## Directions for this task
Set out each line of the entries below as a row of a Markdown table with the columns "Row" and "Line", numbering the rows in order and skipping blank lines. Omit the pictures from the table.

[Data in this exercise start]

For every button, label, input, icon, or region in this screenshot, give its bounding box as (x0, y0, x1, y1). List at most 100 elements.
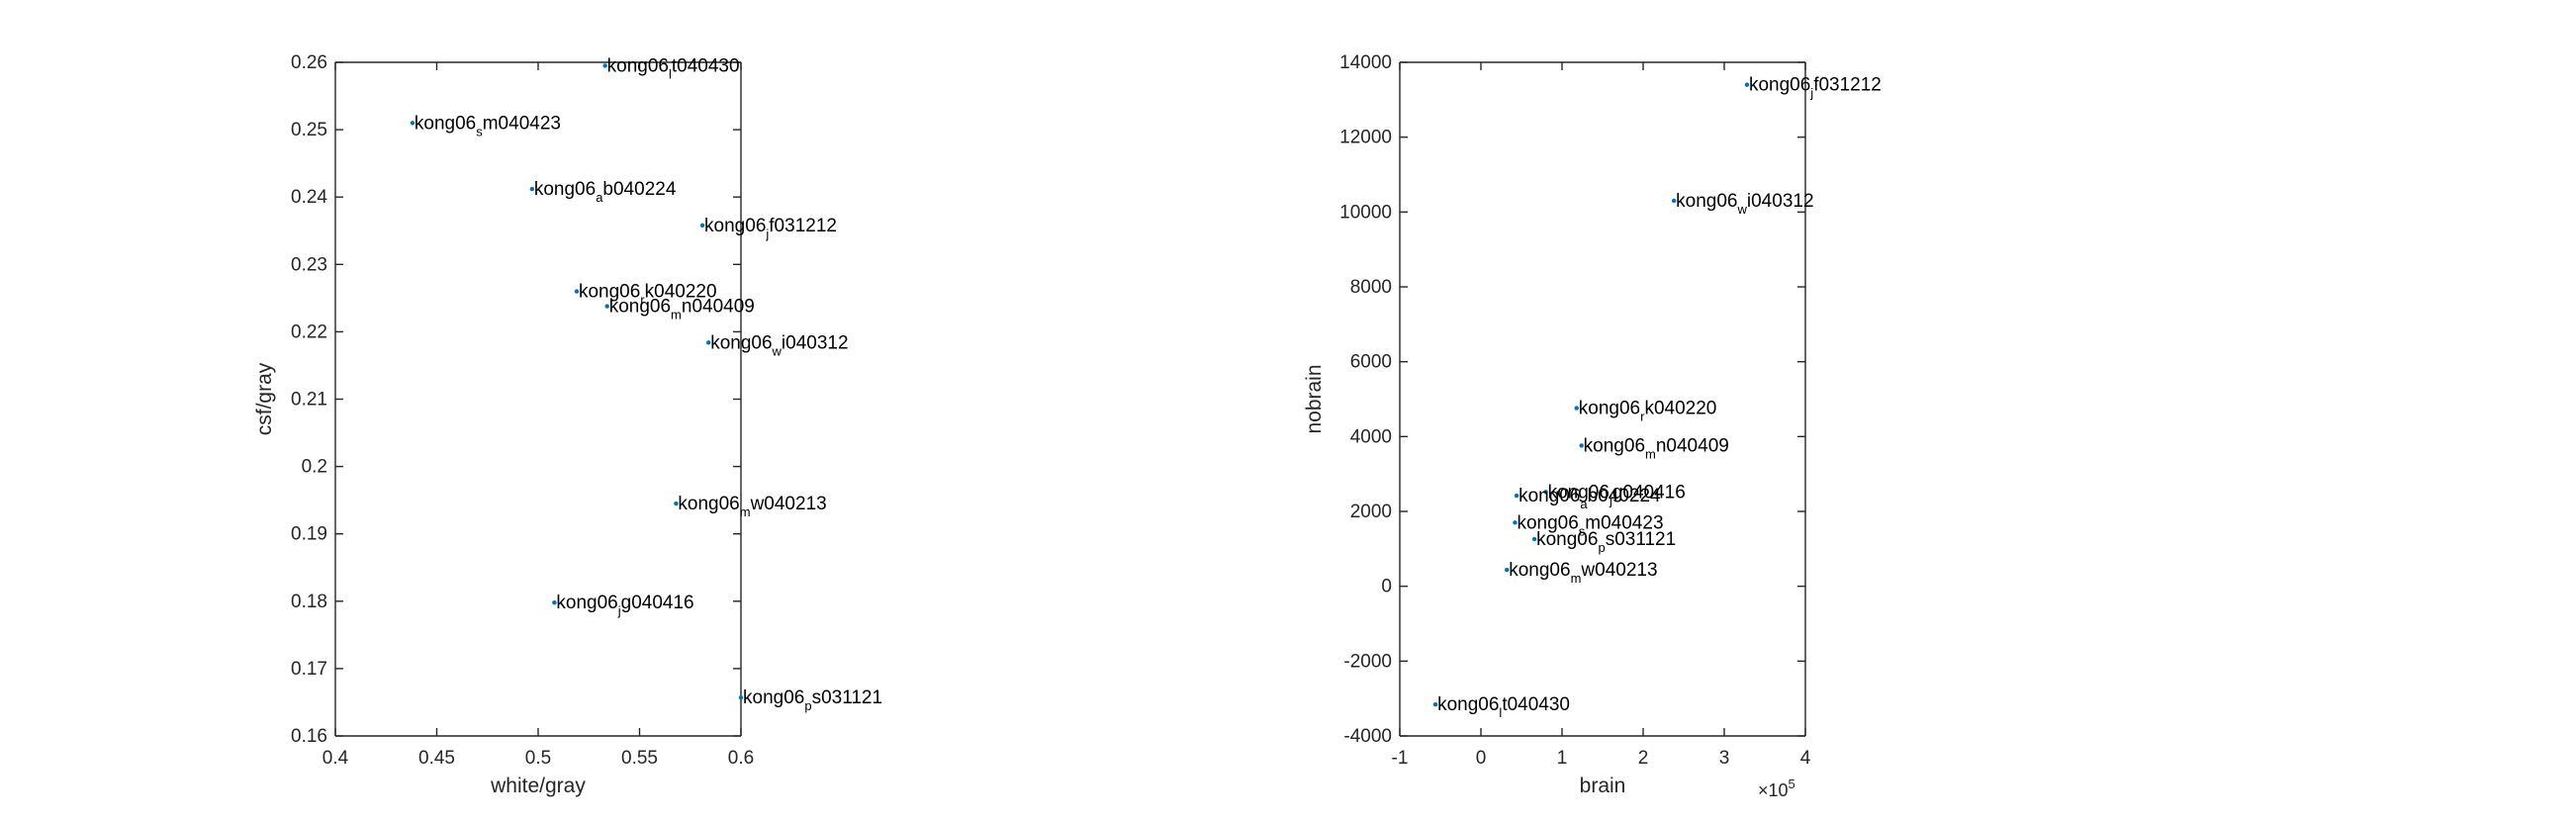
point-label-subscript: r (640, 293, 645, 308)
x-tick-label: 0.4 (322, 748, 349, 769)
x-tick-label: 1 (1557, 748, 1568, 769)
point-label-subscript: m (1645, 446, 1656, 461)
point-label-suffix: b040224 (1588, 486, 1661, 506)
point-label-prefix: kong06 (1517, 512, 1578, 533)
point-label: kong06wi040312 (710, 332, 848, 358)
point-label-suffix: w040213 (750, 494, 827, 514)
point-label-prefix: kong06 (1749, 75, 1810, 96)
data-point (1514, 493, 1519, 499)
point-label-subscript: a (1580, 497, 1588, 511)
point-label-prefix: kong06 (414, 113, 476, 134)
data-point (1579, 443, 1584, 448)
data-point (604, 304, 609, 309)
point-label-prefix: kong06 (704, 216, 766, 236)
point-label: kong06lt040430 (607, 55, 740, 81)
y-tick-label: 0.24 (291, 187, 327, 208)
y-tick-label: 0.25 (291, 120, 327, 140)
y-tick-label: 0.17 (291, 659, 327, 680)
point-label-subscript: l (1499, 705, 1502, 720)
y-tick-label: 0.26 (291, 52, 327, 73)
point-label-subscript: r (1640, 410, 1645, 424)
y-tick-label: 12000 (1339, 128, 1392, 148)
y-tick-label: 2000 (1350, 502, 1392, 522)
point-label: kong06rk040220 (579, 282, 717, 308)
x-tick-label: 3 (1719, 748, 1730, 769)
x-axis-label: white/gray (490, 775, 586, 797)
x-axis-label: brain (1580, 775, 1626, 797)
y-tick-label: 6000 (1350, 352, 1392, 373)
chart-brain-vs-nobrain: -1 0 1 2 3 4 -4000 -2000 0 2000 4000 6000 8000 10000 1… (1303, 52, 1882, 800)
y-tick-label: -2000 (1343, 651, 1392, 672)
point-label-suffix: m040423 (483, 113, 561, 134)
y-tick-label: 8000 (1350, 277, 1392, 298)
point-label: kong06rk040220 (1579, 399, 1717, 424)
data-point (1505, 567, 1510, 573)
point-label-prefix: kong06 (710, 332, 772, 353)
y-axis-label: csf/gray (253, 362, 276, 435)
point-label-subscript: m (671, 308, 682, 322)
x-tick-label: 0.55 (621, 748, 658, 769)
point-label-prefix: kong06 (1548, 482, 1610, 503)
point-label: kong06lt040430 (1437, 694, 1570, 720)
x-tick-label: 2 (1638, 748, 1649, 769)
x-tick-label: 0.6 (728, 748, 754, 769)
x-exponent-label: ×105 (1758, 777, 1795, 800)
x-tick-label: 0.45 (418, 748, 455, 769)
point-label-suffix: s031121 (1606, 529, 1677, 550)
point-label-subscript: a (596, 190, 603, 205)
point-label-subscript: j (765, 227, 769, 241)
point-label-prefix: kong06 (1509, 560, 1570, 581)
point-label-subscript: s (1579, 523, 1586, 538)
x-tick-label: 4 (1800, 748, 1811, 769)
point-label-subscript: w (772, 343, 782, 358)
point-label-suffix: g040416 (621, 593, 694, 613)
point-label-suffix: g040416 (1612, 482, 1686, 503)
data-point (699, 223, 705, 229)
point-label-suffix: f031212 (1813, 75, 1882, 96)
point-label: kong06jg040416 (556, 593, 693, 618)
point-label-prefix: kong06 (1518, 486, 1580, 506)
point-label-prefix: kong06 (743, 687, 804, 708)
point-label-subscript: m (1571, 571, 1582, 586)
y-tick-label: 14000 (1339, 52, 1392, 73)
x-tick-label: 0.5 (525, 748, 551, 769)
data-point (1671, 198, 1677, 204)
y-axis-label: nobrain (1303, 364, 1326, 433)
point-label-prefix: kong06 (1584, 435, 1645, 456)
point-label-subscript: p (1598, 540, 1605, 555)
point-label-prefix: kong06 (607, 55, 669, 76)
point-label-prefix: kong06 (1579, 399, 1640, 419)
y-tick-label: 0 (1381, 577, 1392, 597)
point-label-suffix: b040224 (602, 179, 676, 200)
point-label-suffix: i040312 (1747, 191, 1814, 212)
x-exponent-base: ×10 (1758, 780, 1789, 800)
point-label-prefix: kong06 (1536, 529, 1598, 550)
point-label-prefix: kong06 (609, 297, 671, 318)
point-label-suffix: n040409 (1656, 435, 1729, 456)
point-label-prefix: kong06 (556, 593, 617, 613)
point-label: kong06mw040213 (1509, 560, 1657, 586)
data-point (1432, 702, 1438, 707)
point-label: kong06ab040224 (1518, 486, 1661, 511)
point-label-prefix: kong06 (534, 179, 596, 200)
point-label-suffix: t040430 (672, 55, 740, 76)
data-point (1513, 520, 1518, 525)
data-point (529, 186, 535, 192)
point-label: kong06jf031212 (704, 216, 837, 241)
data-point (602, 63, 607, 68)
point-label-suffix: t040430 (1502, 694, 1570, 715)
y-tick-label: -4000 (1343, 726, 1392, 747)
y-tick-label: 0.21 (291, 390, 327, 411)
point-label: kong06ps031121 (743, 687, 882, 713)
y-tick-label: 4000 (1350, 426, 1392, 447)
data-point (1574, 406, 1579, 411)
data-point (706, 340, 711, 345)
point-label-suffix: f031212 (769, 216, 837, 236)
point-label-prefix: kong06 (678, 494, 739, 514)
y-tick-label: 0.16 (291, 726, 327, 747)
point-label: kong06ab040224 (534, 179, 677, 205)
point-label-suffix: i040312 (782, 332, 849, 353)
point-label-subscript: j (617, 603, 621, 618)
data-point (1531, 536, 1537, 542)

[Data in this exercise end]

## Complete answer
| Row | Line |
|---|---|
| 1 | For every button, label, input, icon, or region in this screenshot, give its bounding box as (x0, y0, x1, y1). List at most 100 elements. |
| 2 | point-label-subscript: r (640, 293, 645, 308) |
| 3 | x-tick-label: 0.4 (322, 748, 349, 769) |
| 4 | x-tick-label: 1 (1557, 748, 1568, 769) |
| 5 | point-label-subscript: m (1645, 446, 1656, 461) |
| 6 | point-label-suffix: b040224 (1588, 486, 1661, 506) |
| 7 | point-label-prefix: kong06 (1517, 512, 1578, 533) |
| 8 | point-label: kong06wi040312 (710, 332, 848, 358) |
| 9 | point-label-suffix: w040213 (750, 494, 827, 514) |
| 10 | point-label-prefix: kong06 (1749, 75, 1810, 96) |
| 11 | data-point (1514, 493, 1519, 499) |
| 12 | point-label-subscript: a (1580, 497, 1588, 511) |
| 13 | point-label-prefix: kong06 (414, 113, 476, 134) |
| 14 | data-point (1579, 443, 1584, 448) |
| 15 | data-point (604, 304, 609, 309) |
| 16 | point-label-prefix: kong06 (704, 216, 766, 236) |
| 17 | point-label: kong06lt040430 (607, 55, 740, 81) |
| 18 | y-tick-label: 0.24 (291, 187, 327, 208) |
| 19 | y-tick-label: 0.25 (291, 120, 327, 140) |
| 20 | y-tick-label: 0.17 (291, 659, 327, 680) |
| 21 | point-label-subscript: l (1499, 705, 1502, 720) |
| 22 | y-tick-label: 0.26 (291, 52, 327, 73) |
| 23 | point-label-subscript: r (1640, 410, 1645, 424) |
| 24 | y-tick-label: 12000 (1339, 128, 1392, 148) |
| 25 | y-tick-label: 2000 (1350, 502, 1392, 522) |
| 26 | point-label: kong06rk040220 (579, 282, 717, 308) |
| 27 | x-tick-label: 3 (1719, 748, 1730, 769) |
| 28 | x-axis-label: white/gray (490, 775, 586, 797) |
| 29 | x-axis-label: brain (1580, 775, 1626, 797) |
| 30 | y-tick-label: 6000 (1350, 352, 1392, 373) |
| 31 | chart-brain-vs-nobrain: -1 0 1 2 3 4 -4000 -2000 0 2000 4000 6000 8000 10000 1… (1303, 52, 1882, 800) |
| 32 | y-tick-label: -2000 (1343, 651, 1392, 672) |
| 33 | point-label-suffix: m040423 (483, 113, 561, 134) |
| 34 | y-tick-label: 8000 (1350, 277, 1392, 298) |
| 35 | point-label: kong06rk040220 (1579, 399, 1717, 424) |
| 36 | data-point (1505, 567, 1510, 573) |
| 37 | point-label-prefix: kong06 (710, 332, 772, 353) |
| 38 | y-axis-label: csf/gray (253, 362, 276, 435) |
| 39 | point-label-subscript: m (671, 308, 682, 322) |
| 40 | x-tick-label: 0.55 (621, 748, 658, 769) |
| 41 | point-label-prefix: kong06 (1548, 482, 1610, 503) |
| 42 | point-label: kong06lt040430 (1437, 694, 1570, 720) |
| 43 | x-tick-label: 2 (1638, 748, 1649, 769) |
| 44 | x-tick-label: 0.6 (728, 748, 754, 769) |
| 45 | x-exponent-label: ×105 (1758, 777, 1795, 800) |
| 46 | x-tick-label: 0.45 (418, 748, 455, 769) |
| 47 | point-label-suffix: s031121 (1606, 529, 1677, 550) |
| 48 | point-label-subscript: a (596, 190, 603, 205) |
| 49 | point-label-subscript: j (765, 227, 769, 241) |
| 50 | point-label-prefix: kong06 (1509, 560, 1570, 581) |
| 51 | point-label-subscript: s (1579, 523, 1586, 538) |
| 52 | x-tick-label: 4 (1800, 748, 1811, 769) |
| 53 | point-label-subscript: w (772, 343, 782, 358) |
| 54 | point-label-suffix: g040416 (621, 593, 694, 613) |
| 55 | point-label-suffix: g040416 (1612, 482, 1686, 503) |
| 56 | data-point (699, 223, 705, 229) |
| 57 | point-label-suffix: f031212 (1813, 75, 1882, 96) |
| 58 | point-label: kong06jg040416 (556, 593, 693, 618) |
| 59 | point-label-prefix: kong06 (1518, 486, 1580, 506) |
| 60 | point-label-prefix: kong06 (743, 687, 804, 708) |
| 61 | point-label-subscript: m (1571, 571, 1582, 586) |
| 62 | y-tick-label: 14000 (1339, 52, 1392, 73) |
| 63 | x-tick-label: 0.5 (525, 748, 551, 769) |
| 64 | data-point (1671, 198, 1677, 204) |
| 65 | y-axis-label: nobrain (1303, 364, 1326, 433) |
| 66 | point-label-prefix: kong06 (1584, 435, 1645, 456) |
| 67 | point-label-subscript: p (1598, 540, 1605, 555) |
| 68 | point-label-prefix: kong06 (607, 55, 669, 76) |
| 69 | point-label-prefix: kong06 (1579, 399, 1640, 419) |
| 70 | y-tick-label: 0 (1381, 577, 1392, 597) |
| 71 | point-label-suffix: b040224 (602, 179, 676, 200) |
| 72 | point-label-suffix: i040312 (1747, 191, 1814, 212) |
| 73 | x-exponent-base: ×10 (1758, 780, 1789, 800) |
| 74 | point-label-prefix: kong06 (1536, 529, 1598, 550) |
| 75 | point-label-prefix: kong06 (609, 297, 671, 318) |
| 76 | point-label-suffix: n040409 (1656, 435, 1729, 456) |
| 77 | point-label-prefix: kong06 (556, 593, 617, 613) |
| 78 | point-label: kong06mw040213 (1509, 560, 1657, 586) |
| 79 | data-point (1432, 702, 1438, 707) |
| 80 | point-label: kong06ab040224 (1518, 486, 1661, 511) |
| 81 | point-label-prefix: kong06 (534, 179, 596, 200) |
| 82 | point-label-suffix: t040430 (672, 55, 740, 76) |
| 83 | data-point (1513, 520, 1518, 525) |
| 84 | data-point (529, 186, 535, 192) |
| 85 | point-label: kong06jf031212 (704, 216, 837, 241) |
| 86 | data-point (602, 63, 607, 68) |
| 87 | point-label-suffix: t040430 (1502, 694, 1570, 715) |
| 88 | y-tick-label: -4000 (1343, 726, 1392, 747) |
| 89 | y-tick-label: 0.21 (291, 390, 327, 411) |
| 90 | point-label: kong06ps031121 (743, 687, 882, 713) |
| 91 | y-tick-label: 4000 (1350, 426, 1392, 447) |
| 92 | data-point (1574, 406, 1579, 411) |
| 93 | data-point (706, 340, 711, 345) |
| 94 | point-label-suffix: f031212 (769, 216, 837, 236) |
| 95 | point-label-prefix: kong06 (678, 494, 739, 514) |
| 96 | y-tick-label: 0.16 (291, 726, 327, 747) |
| 97 | point-label: kong06ab040224 (534, 179, 677, 205) |
| 98 | point-label-suffix: i040312 (782, 332, 849, 353) |
| 99 | point-label-subscript: j (617, 603, 621, 618) |
| 100 | data-point (1531, 536, 1537, 542) |